start

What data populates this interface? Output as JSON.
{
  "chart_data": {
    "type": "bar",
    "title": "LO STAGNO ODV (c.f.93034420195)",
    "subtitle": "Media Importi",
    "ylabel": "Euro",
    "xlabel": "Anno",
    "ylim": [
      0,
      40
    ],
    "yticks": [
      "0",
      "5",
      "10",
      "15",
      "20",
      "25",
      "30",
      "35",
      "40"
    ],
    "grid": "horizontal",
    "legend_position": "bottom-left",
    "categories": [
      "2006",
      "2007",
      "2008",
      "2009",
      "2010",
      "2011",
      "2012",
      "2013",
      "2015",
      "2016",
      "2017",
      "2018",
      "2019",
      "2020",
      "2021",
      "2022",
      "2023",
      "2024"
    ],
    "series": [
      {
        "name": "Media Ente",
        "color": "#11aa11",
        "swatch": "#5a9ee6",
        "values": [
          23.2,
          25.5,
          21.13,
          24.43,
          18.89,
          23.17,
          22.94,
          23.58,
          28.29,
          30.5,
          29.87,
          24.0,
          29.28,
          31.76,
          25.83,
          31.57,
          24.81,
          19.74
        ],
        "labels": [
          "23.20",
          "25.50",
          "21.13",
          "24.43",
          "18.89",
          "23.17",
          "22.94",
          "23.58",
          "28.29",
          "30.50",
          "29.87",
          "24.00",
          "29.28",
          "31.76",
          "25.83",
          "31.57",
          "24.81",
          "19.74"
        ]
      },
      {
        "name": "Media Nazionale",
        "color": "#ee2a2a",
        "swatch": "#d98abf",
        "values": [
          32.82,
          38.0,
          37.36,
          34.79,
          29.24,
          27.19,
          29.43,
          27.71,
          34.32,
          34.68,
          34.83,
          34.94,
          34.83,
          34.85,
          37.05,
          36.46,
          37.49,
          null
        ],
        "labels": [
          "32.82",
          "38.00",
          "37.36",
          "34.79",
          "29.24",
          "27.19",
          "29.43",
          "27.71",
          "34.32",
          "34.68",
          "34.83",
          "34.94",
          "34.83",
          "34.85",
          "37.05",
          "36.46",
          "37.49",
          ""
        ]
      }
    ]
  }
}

end

### Directions
Faithfully transcribe the whole of the data.

### Solution to the problem
What data populates this interface? Output as JSON.
{
  "chart_data": {
    "type": "bar",
    "title": "LO STAGNO ODV (c.f.93034420195)",
    "subtitle": "Media Importi",
    "ylabel": "Euro",
    "xlabel": "Anno",
    "ylim": [
      0,
      40
    ],
    "yticks": [
      "0",
      "5",
      "10",
      "15",
      "20",
      "25",
      "30",
      "35",
      "40"
    ],
    "grid": "horizontal",
    "legend_position": "bottom-left",
    "categories": [
      "2006",
      "2007",
      "2008",
      "2009",
      "2010",
      "2011",
      "2012",
      "2013",
      "2015",
      "2016",
      "2017",
      "2018",
      "2019",
      "2020",
      "2021",
      "2022",
      "2023",
      "2024"
    ],
    "series": [
      {
        "name": "Media Ente",
        "color": "#11aa11",
        "swatch": "#5a9ee6",
        "values": [
          23.2,
          25.5,
          21.13,
          24.43,
          18.89,
          23.17,
          22.94,
          23.58,
          28.29,
          30.5,
          29.87,
          24.0,
          29.28,
          31.76,
          25.83,
          31.57,
          24.81,
          19.74
        ],
        "labels": [
          "23.20",
          "25.50",
          "21.13",
          "24.43",
          "18.89",
          "23.17",
          "22.94",
          "23.58",
          "28.29",
          "30.50",
          "29.87",
          "24.00",
          "29.28",
          "31.76",
          "25.83",
          "31.57",
          "24.81",
          "19.74"
        ]
      },
      {
        "name": "Media Nazionale",
        "color": "#ee2a2a",
        "swatch": "#d98abf",
        "values": [
          32.82,
          38.0,
          37.36,
          34.79,
          29.24,
          27.19,
          29.43,
          27.71,
          34.32,
          34.68,
          34.83,
          34.94,
          34.83,
          34.85,
          37.05,
          36.46,
          37.49,
          null
        ],
        "labels": [
          "32.82",
          "38.00",
          "37.36",
          "34.79",
          "29.24",
          "27.19",
          "29.43",
          "27.71",
          "34.32",
          "34.68",
          "34.83",
          "34.94",
          "34.83",
          "34.85",
          "37.05",
          "36.46",
          "37.49",
          ""
        ]
      }
    ]
  }
}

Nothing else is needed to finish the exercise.